→ GIVEN TASK
Every entry that follows needs to be repeated exactly.

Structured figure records
— start —
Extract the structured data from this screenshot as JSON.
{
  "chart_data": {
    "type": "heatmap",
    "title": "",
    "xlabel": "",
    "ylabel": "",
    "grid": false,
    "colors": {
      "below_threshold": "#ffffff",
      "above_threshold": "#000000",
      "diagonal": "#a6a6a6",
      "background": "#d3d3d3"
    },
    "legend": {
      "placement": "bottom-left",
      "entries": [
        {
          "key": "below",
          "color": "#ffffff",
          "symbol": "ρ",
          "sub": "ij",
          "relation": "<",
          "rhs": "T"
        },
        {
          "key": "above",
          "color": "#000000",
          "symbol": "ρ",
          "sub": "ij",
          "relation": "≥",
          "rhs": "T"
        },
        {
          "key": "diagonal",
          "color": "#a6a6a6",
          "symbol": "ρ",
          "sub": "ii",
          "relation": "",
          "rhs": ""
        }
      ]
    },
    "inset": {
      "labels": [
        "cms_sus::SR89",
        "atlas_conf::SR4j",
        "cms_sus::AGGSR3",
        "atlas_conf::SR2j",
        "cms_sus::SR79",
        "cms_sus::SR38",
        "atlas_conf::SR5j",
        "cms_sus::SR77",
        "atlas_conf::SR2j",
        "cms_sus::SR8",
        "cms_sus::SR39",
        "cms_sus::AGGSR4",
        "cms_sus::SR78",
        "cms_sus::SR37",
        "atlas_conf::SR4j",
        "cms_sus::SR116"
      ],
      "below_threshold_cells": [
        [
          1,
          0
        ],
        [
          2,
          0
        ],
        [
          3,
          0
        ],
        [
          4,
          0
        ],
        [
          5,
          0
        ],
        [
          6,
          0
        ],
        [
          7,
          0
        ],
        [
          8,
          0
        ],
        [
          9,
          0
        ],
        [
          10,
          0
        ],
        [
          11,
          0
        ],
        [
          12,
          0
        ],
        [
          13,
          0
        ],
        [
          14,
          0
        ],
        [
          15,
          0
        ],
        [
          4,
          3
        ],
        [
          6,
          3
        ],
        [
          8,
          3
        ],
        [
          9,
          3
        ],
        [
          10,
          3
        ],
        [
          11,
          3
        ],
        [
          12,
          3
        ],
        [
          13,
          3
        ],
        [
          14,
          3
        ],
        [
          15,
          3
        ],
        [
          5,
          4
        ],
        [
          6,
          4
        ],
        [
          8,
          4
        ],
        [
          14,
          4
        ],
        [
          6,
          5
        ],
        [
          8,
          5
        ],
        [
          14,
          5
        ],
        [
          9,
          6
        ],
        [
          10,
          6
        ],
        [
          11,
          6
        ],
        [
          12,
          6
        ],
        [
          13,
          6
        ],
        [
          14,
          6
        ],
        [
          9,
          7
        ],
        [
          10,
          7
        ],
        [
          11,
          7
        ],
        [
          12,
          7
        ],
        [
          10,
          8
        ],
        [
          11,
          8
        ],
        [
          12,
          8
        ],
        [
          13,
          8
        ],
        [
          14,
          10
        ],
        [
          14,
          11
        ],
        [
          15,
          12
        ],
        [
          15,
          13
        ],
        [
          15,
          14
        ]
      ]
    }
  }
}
— end —
→ ANSWER FOR THE TASK
Extract the structured data from this screenshot as JSON.
{
  "chart_data": {
    "type": "heatmap",
    "title": "",
    "xlabel": "",
    "ylabel": "",
    "grid": false,
    "colors": {
      "below_threshold": "#ffffff",
      "above_threshold": "#000000",
      "diagonal": "#a6a6a6",
      "background": "#d3d3d3"
    },
    "legend": {
      "placement": "bottom-left",
      "entries": [
        {
          "key": "below",
          "color": "#ffffff",
          "symbol": "ρ",
          "sub": "ij",
          "relation": "<",
          "rhs": "T"
        },
        {
          "key": "above",
          "color": "#000000",
          "symbol": "ρ",
          "sub": "ij",
          "relation": "≥",
          "rhs": "T"
        },
        {
          "key": "diagonal",
          "color": "#a6a6a6",
          "symbol": "ρ",
          "sub": "ii",
          "relation": "",
          "rhs": ""
        }
      ]
    },
    "inset": {
      "labels": [
        "cms_sus::SR89",
        "atlas_conf::SR4j",
        "cms_sus::AGGSR3",
        "atlas_conf::SR2j",
        "cms_sus::SR79",
        "cms_sus::SR38",
        "atlas_conf::SR5j",
        "cms_sus::SR77",
        "atlas_conf::SR2j",
        "cms_sus::SR8",
        "cms_sus::SR39",
        "cms_sus::AGGSR4",
        "cms_sus::SR78",
        "cms_sus::SR37",
        "atlas_conf::SR4j",
        "cms_sus::SR116"
      ],
      "below_threshold_cells": [
        [
          1,
          0
        ],
        [
          2,
          0
        ],
        [
          3,
          0
        ],
        [
          4,
          0
        ],
        [
          5,
          0
        ],
        [
          6,
          0
        ],
        [
          7,
          0
        ],
        [
          8,
          0
        ],
        [
          9,
          0
        ],
        [
          10,
          0
        ],
        [
          11,
          0
        ],
        [
          12,
          0
        ],
        [
          13,
          0
        ],
        [
          14,
          0
        ],
        [
          15,
          0
        ],
        [
          4,
          3
        ],
        [
          6,
          3
        ],
        [
          8,
          3
        ],
        [
          9,
          3
        ],
        [
          10,
          3
        ],
        [
          11,
          3
        ],
        [
          12,
          3
        ],
        [
          13,
          3
        ],
        [
          14,
          3
        ],
        [
          15,
          3
        ],
        [
          5,
          4
        ],
        [
          6,
          4
        ],
        [
          8,
          4
        ],
        [
          14,
          4
        ],
        [
          6,
          5
        ],
        [
          8,
          5
        ],
        [
          14,
          5
        ],
        [
          9,
          6
        ],
        [
          10,
          6
        ],
        [
          11,
          6
        ],
        [
          12,
          6
        ],
        [
          13,
          6
        ],
        [
          14,
          6
        ],
        [
          9,
          7
        ],
        [
          10,
          7
        ],
        [
          11,
          7
        ],
        [
          12,
          7
        ],
        [
          10,
          8
        ],
        [
          11,
          8
        ],
        [
          12,
          8
        ],
        [
          13,
          8
        ],
        [
          14,
          10
        ],
        [
          14,
          11
        ],
        [
          15,
          12
        ],
        [
          15,
          13
        ],
        [
          15,
          14
        ]
      ]
    }
  }
}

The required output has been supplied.